Work to be completed: Where does the string "page" appear? Copy every line of the entries below that holds it.
### Provided material ###
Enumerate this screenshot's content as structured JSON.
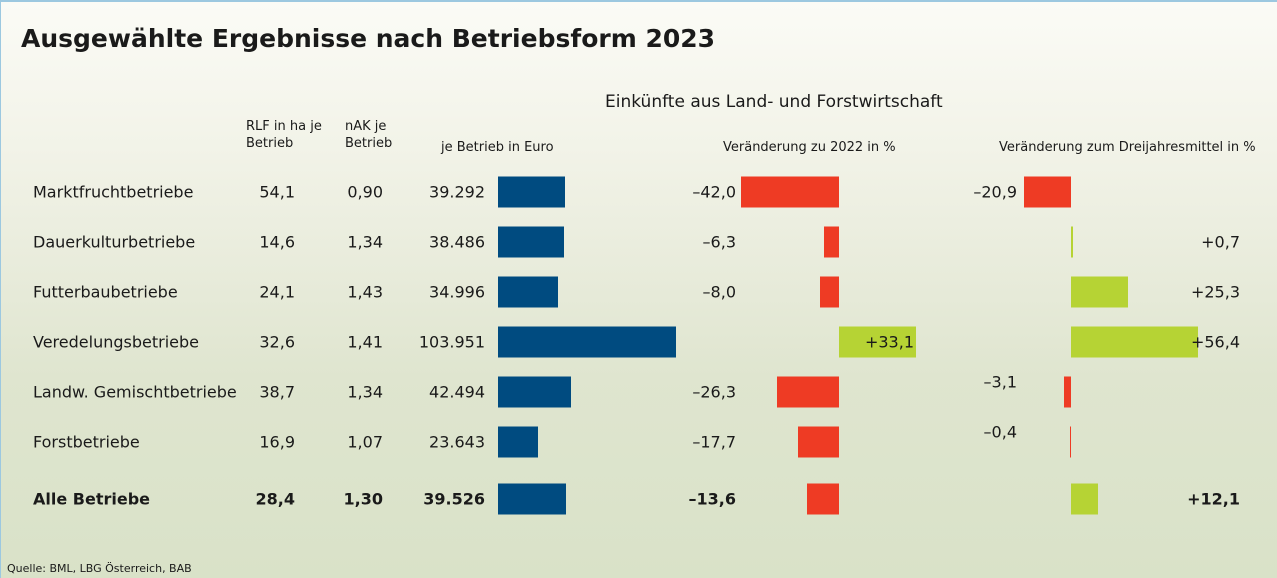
{
  "chart_data": {
    "type": "table-bar",
    "title": "Ausgewählte Ergebnisse nach Betriebsform 2023",
    "group_header": "Einkünfte aus Land- und Forstwirtschaft",
    "source": "Quelle: BML, LBG Österreich, BAB",
    "categories": [
      "Marktfruchtbetriebe",
      "Dauerkulturbetriebe",
      "Futterbaubetriebe",
      "Veredelungsbetriebe",
      "Landw. Gemischtbetriebe",
      "Forstbetriebe",
      "Alle Betriebe"
    ],
    "columns": [
      {
        "name": "RLF in ha je Betrieb",
        "values": [
          "54,1",
          "14,6",
          "24,1",
          "32,6",
          "38,7",
          "16,9",
          "28,4"
        ]
      },
      {
        "name": "nAK je Betrieb",
        "values": [
          "0,90",
          "1,34",
          "1,43",
          "1,41",
          "1,34",
          "1,07",
          "1,30"
        ]
      }
    ],
    "series": [
      {
        "name": "je Betrieb in Euro",
        "color": "#004b80",
        "values": [
          39292,
          38486,
          34996,
          103951,
          42494,
          23643,
          39526
        ],
        "value_labels": [
          "39.292",
          "38.486",
          "34.996",
          "103.951",
          "42.494",
          "23.643",
          "39.526"
        ]
      },
      {
        "name": "Veränderung zu 2022 in %",
        "color": "#ee3b24",
        "positive_color": "#b6d334",
        "values": [
          -42.0,
          -6.3,
          -8.0,
          33.1,
          -26.3,
          -17.7,
          -13.6
        ],
        "value_labels": [
          "–42,0",
          "–6,3",
          "–8,0",
          "+33,1",
          "–26,3",
          "–17,7",
          "–13,6"
        ]
      },
      {
        "name": "Veränderung zum Dreijahresmittel in %",
        "color": "#ee3b24",
        "positive_color": "#b6d334",
        "values": [
          -20.9,
          0.7,
          25.3,
          56.4,
          -3.1,
          -0.4,
          12.1
        ],
        "value_labels": [
          "–20,9",
          "+0,7",
          "+25,3",
          "+56,4",
          "–3,1",
          "–0,4",
          "+12,1"
        ]
      }
    ]
  }
}
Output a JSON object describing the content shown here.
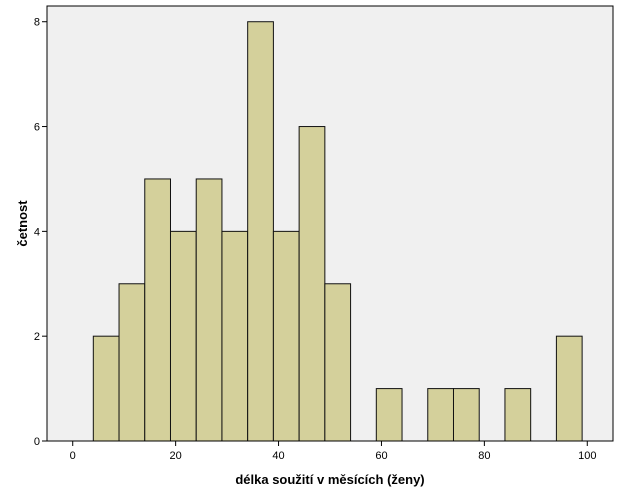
{
  "chart_data": {
    "type": "bar",
    "subtype": "histogram",
    "xlabel": "délka soužití v měsících (ženy)",
    "ylabel": "četnost",
    "xlim": [
      -5,
      105
    ],
    "ylim": [
      0,
      8.3
    ],
    "x_ticks": [
      0,
      20,
      40,
      60,
      80,
      100
    ],
    "y_ticks": [
      0,
      2,
      4,
      6,
      8
    ],
    "bin_width": 5,
    "bins": [
      {
        "start": 4,
        "end": 9,
        "count": 2
      },
      {
        "start": 9,
        "end": 14,
        "count": 3
      },
      {
        "start": 14,
        "end": 19,
        "count": 5
      },
      {
        "start": 19,
        "end": 24,
        "count": 4
      },
      {
        "start": 24,
        "end": 29,
        "count": 5
      },
      {
        "start": 29,
        "end": 34,
        "count": 4
      },
      {
        "start": 34,
        "end": 39,
        "count": 8
      },
      {
        "start": 39,
        "end": 44,
        "count": 4
      },
      {
        "start": 44,
        "end": 49,
        "count": 6
      },
      {
        "start": 49,
        "end": 54,
        "count": 3
      },
      {
        "start": 59,
        "end": 64,
        "count": 1
      },
      {
        "start": 69,
        "end": 74,
        "count": 1
      },
      {
        "start": 74,
        "end": 79,
        "count": 1
      },
      {
        "start": 84,
        "end": 89,
        "count": 1
      },
      {
        "start": 94,
        "end": 99,
        "count": 2
      }
    ],
    "colors": {
      "plot_background": "#f0f0f0",
      "bar_fill": "#d4d09b",
      "bar_stroke": "#111111"
    },
    "grid": false
  }
}
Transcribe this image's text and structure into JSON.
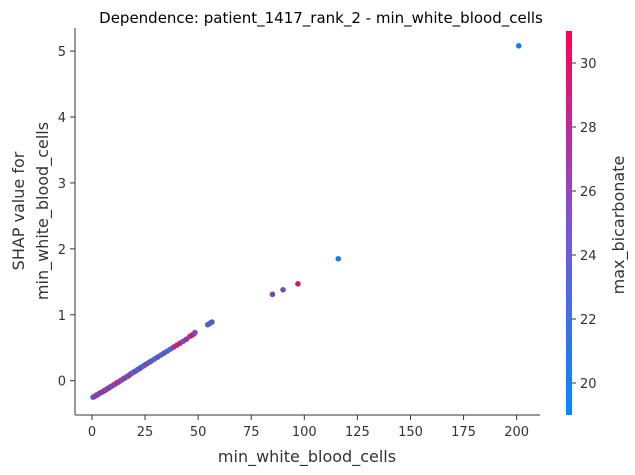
{
  "chart_data": {
    "type": "scatter",
    "title": "Dependence: patient_1417_rank_2 - min_white_blood_cells",
    "xlabel": "min_white_blood_cells",
    "ylabel_lines": [
      "SHAP value for",
      "min_white_blood_cells"
    ],
    "colorbar_label": "max_bicarbonate",
    "xlim": [
      -8,
      211
    ],
    "ylim": [
      -0.52,
      5.35
    ],
    "x_ticks": [
      0,
      25,
      50,
      75,
      100,
      125,
      150,
      175,
      200
    ],
    "y_ticks": [
      0,
      1,
      2,
      3,
      4,
      5
    ],
    "color_range": [
      19,
      31
    ],
    "color_ticks": [
      20,
      22,
      24,
      26,
      28,
      30
    ],
    "colormap": [
      "#008bfb",
      "#ff0052"
    ],
    "grid": false,
    "points": [
      {
        "x": 0.5,
        "y": -0.25,
        "c": 21
      },
      {
        "x": 1.2,
        "y": -0.24,
        "c": 27
      },
      {
        "x": 2.0,
        "y": -0.22,
        "c": 23
      },
      {
        "x": 2.8,
        "y": -0.21,
        "c": 29
      },
      {
        "x": 3.5,
        "y": -0.19,
        "c": 20
      },
      {
        "x": 4.2,
        "y": -0.18,
        "c": 28
      },
      {
        "x": 5.0,
        "y": -0.17,
        "c": 24
      },
      {
        "x": 5.8,
        "y": -0.15,
        "c": 30
      },
      {
        "x": 6.5,
        "y": -0.14,
        "c": 22
      },
      {
        "x": 7.3,
        "y": -0.12,
        "c": 27
      },
      {
        "x": 8.0,
        "y": -0.11,
        "c": 25
      },
      {
        "x": 8.8,
        "y": -0.09,
        "c": 29
      },
      {
        "x": 9.5,
        "y": -0.08,
        "c": 21
      },
      {
        "x": 10.3,
        "y": -0.06,
        "c": 28
      },
      {
        "x": 11.0,
        "y": -0.05,
        "c": 23
      },
      {
        "x": 11.8,
        "y": -0.03,
        "c": 30
      },
      {
        "x": 12.5,
        "y": -0.02,
        "c": 26
      },
      {
        "x": 13.3,
        "y": 0.0,
        "c": 29
      },
      {
        "x": 14.0,
        "y": 0.01,
        "c": 20
      },
      {
        "x": 14.8,
        "y": 0.03,
        "c": 28
      },
      {
        "x": 15.5,
        "y": 0.04,
        "c": 24
      },
      {
        "x": 16.3,
        "y": 0.06,
        "c": 27
      },
      {
        "x": 17.0,
        "y": 0.07,
        "c": 22
      },
      {
        "x": 17.8,
        "y": 0.09,
        "c": 29
      },
      {
        "x": 18.5,
        "y": 0.11,
        "c": 25
      },
      {
        "x": 19.3,
        "y": 0.12,
        "c": 21
      },
      {
        "x": 20.0,
        "y": 0.14,
        "c": 23
      },
      {
        "x": 20.8,
        "y": 0.15,
        "c": 28
      },
      {
        "x": 21.5,
        "y": 0.17,
        "c": 20
      },
      {
        "x": 22.3,
        "y": 0.18,
        "c": 22
      },
      {
        "x": 23.0,
        "y": 0.2,
        "c": 26
      },
      {
        "x": 24.0,
        "y": 0.22,
        "c": 21
      },
      {
        "x": 25.0,
        "y": 0.24,
        "c": 23
      },
      {
        "x": 26.0,
        "y": 0.26,
        "c": 27
      },
      {
        "x": 27.0,
        "y": 0.28,
        "c": 22
      },
      {
        "x": 28.0,
        "y": 0.3,
        "c": 24
      },
      {
        "x": 29.5,
        "y": 0.33,
        "c": 21
      },
      {
        "x": 31.0,
        "y": 0.36,
        "c": 25
      },
      {
        "x": 32.5,
        "y": 0.39,
        "c": 22
      },
      {
        "x": 34.0,
        "y": 0.42,
        "c": 24
      },
      {
        "x": 35.5,
        "y": 0.45,
        "c": 23
      },
      {
        "x": 37.0,
        "y": 0.48,
        "c": 21
      },
      {
        "x": 38.5,
        "y": 0.51,
        "c": 27
      },
      {
        "x": 40.0,
        "y": 0.54,
        "c": 28
      },
      {
        "x": 41.5,
        "y": 0.57,
        "c": 29
      },
      {
        "x": 43.0,
        "y": 0.6,
        "c": 23
      },
      {
        "x": 44.5,
        "y": 0.63,
        "c": 27
      },
      {
        "x": 46.0,
        "y": 0.67,
        "c": 24
      },
      {
        "x": 47.0,
        "y": 0.69,
        "c": 30
      },
      {
        "x": 48.0,
        "y": 0.71,
        "c": 29
      },
      {
        "x": 48.5,
        "y": 0.73,
        "c": 24
      },
      {
        "x": 54.5,
        "y": 0.85,
        "c": 23
      },
      {
        "x": 55.5,
        "y": 0.87,
        "c": 22
      },
      {
        "x": 56.5,
        "y": 0.89,
        "c": 23
      },
      {
        "x": 85.0,
        "y": 1.31,
        "c": 25
      },
      {
        "x": 90.0,
        "y": 1.38,
        "c": 24
      },
      {
        "x": 97.0,
        "y": 1.47,
        "c": 29
      },
      {
        "x": 116.0,
        "y": 1.85,
        "c": 20
      },
      {
        "x": 201.0,
        "y": 5.08,
        "c": 20
      }
    ]
  }
}
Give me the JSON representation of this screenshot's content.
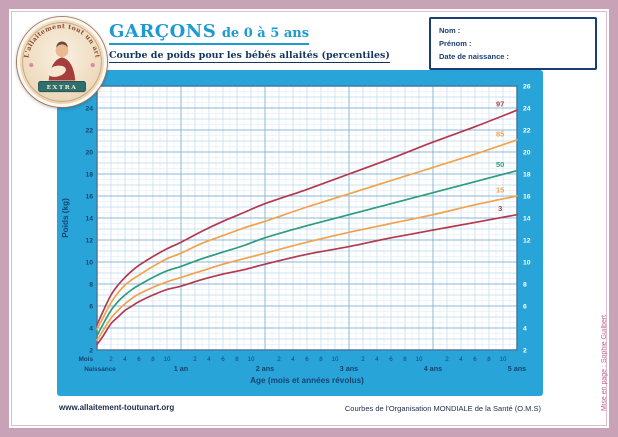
{
  "page": {
    "title_main": "GARÇONS",
    "title_rest": "de 0 à 5 ans",
    "subtitle": "Courbe de poids pour les bébés allaités (percentiles)",
    "footer_left": "www.allaitement-toutunart.org",
    "footer_right": "Courbes de l'Organisation MONDIALE de la Santé (O.M.S)",
    "credit_vertical": "Mise en page : Sophie Guilbert"
  },
  "logo": {
    "arc_text": "L'allaitement tout un art",
    "banner_text": "EXTRA"
  },
  "info_box": {
    "fields": [
      "Nom :",
      "Prénom :",
      "Date de naissance :"
    ]
  },
  "chart_data": {
    "type": "line",
    "title": "Courbe de poids pour les bébés allaités (percentiles) — Garçons de 0 à 5 ans",
    "xlabel": "Age (mois et années révolus)",
    "ylabel": "Poids (kg)",
    "xlim_months": [
      0,
      60
    ],
    "ylim": [
      2,
      26
    ],
    "ytick_step": 2,
    "grid": "on",
    "x_axis": {
      "mois_label": "Mois",
      "birth_label": "Naissance",
      "year_labels": [
        "1 an",
        "2 ans",
        "3 ans",
        "4 ans",
        "5 ans"
      ],
      "minor_tick_labels": [
        2,
        4,
        6,
        8,
        10
      ]
    },
    "x_months": [
      0,
      1,
      2,
      3,
      4,
      5,
      6,
      8,
      10,
      12,
      15,
      18,
      21,
      24,
      30,
      36,
      42,
      48,
      54,
      60
    ],
    "series": [
      {
        "name": "P97",
        "label": "97",
        "color": "#b23a4e",
        "values": [
          4.3,
          5.7,
          7.0,
          7.9,
          8.6,
          9.2,
          9.7,
          10.5,
          11.2,
          11.8,
          12.8,
          13.7,
          14.5,
          15.3,
          16.6,
          18.0,
          19.4,
          20.9,
          22.3,
          23.8
        ]
      },
      {
        "name": "P85",
        "label": "85",
        "color": "#f2a24d",
        "values": [
          3.9,
          5.1,
          6.3,
          7.2,
          7.9,
          8.4,
          8.8,
          9.6,
          10.3,
          10.8,
          11.7,
          12.4,
          13.1,
          13.7,
          15.0,
          16.2,
          17.4,
          18.6,
          19.8,
          21.1
        ]
      },
      {
        "name": "P50",
        "label": "50",
        "color": "#2f9b7f",
        "values": [
          3.3,
          4.5,
          5.6,
          6.4,
          7.0,
          7.5,
          7.9,
          8.6,
          9.2,
          9.6,
          10.3,
          10.9,
          11.5,
          12.2,
          13.3,
          14.3,
          15.3,
          16.3,
          17.3,
          18.3
        ]
      },
      {
        "name": "P15",
        "label": "15",
        "color": "#f2a24d",
        "values": [
          2.9,
          3.9,
          4.9,
          5.6,
          6.2,
          6.7,
          7.1,
          7.7,
          8.2,
          8.6,
          9.2,
          9.8,
          10.3,
          10.8,
          11.8,
          12.7,
          13.5,
          14.3,
          15.2,
          16.0
        ]
      },
      {
        "name": "P3",
        "label": "3",
        "color": "#b23a4e",
        "values": [
          2.5,
          3.4,
          4.4,
          5.0,
          5.6,
          6.0,
          6.4,
          7.0,
          7.5,
          7.8,
          8.4,
          8.9,
          9.3,
          9.8,
          10.7,
          11.4,
          12.2,
          12.9,
          13.6,
          14.3
        ]
      }
    ],
    "colors": {
      "panel_blue": "#29a4d9",
      "axis_navy": "#16436f",
      "frame_pink": "#c8a2b6"
    }
  }
}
###
Result of this exercise:
  "page": {
    "credit_vertical": "Mise en page : Sophie Guilbert"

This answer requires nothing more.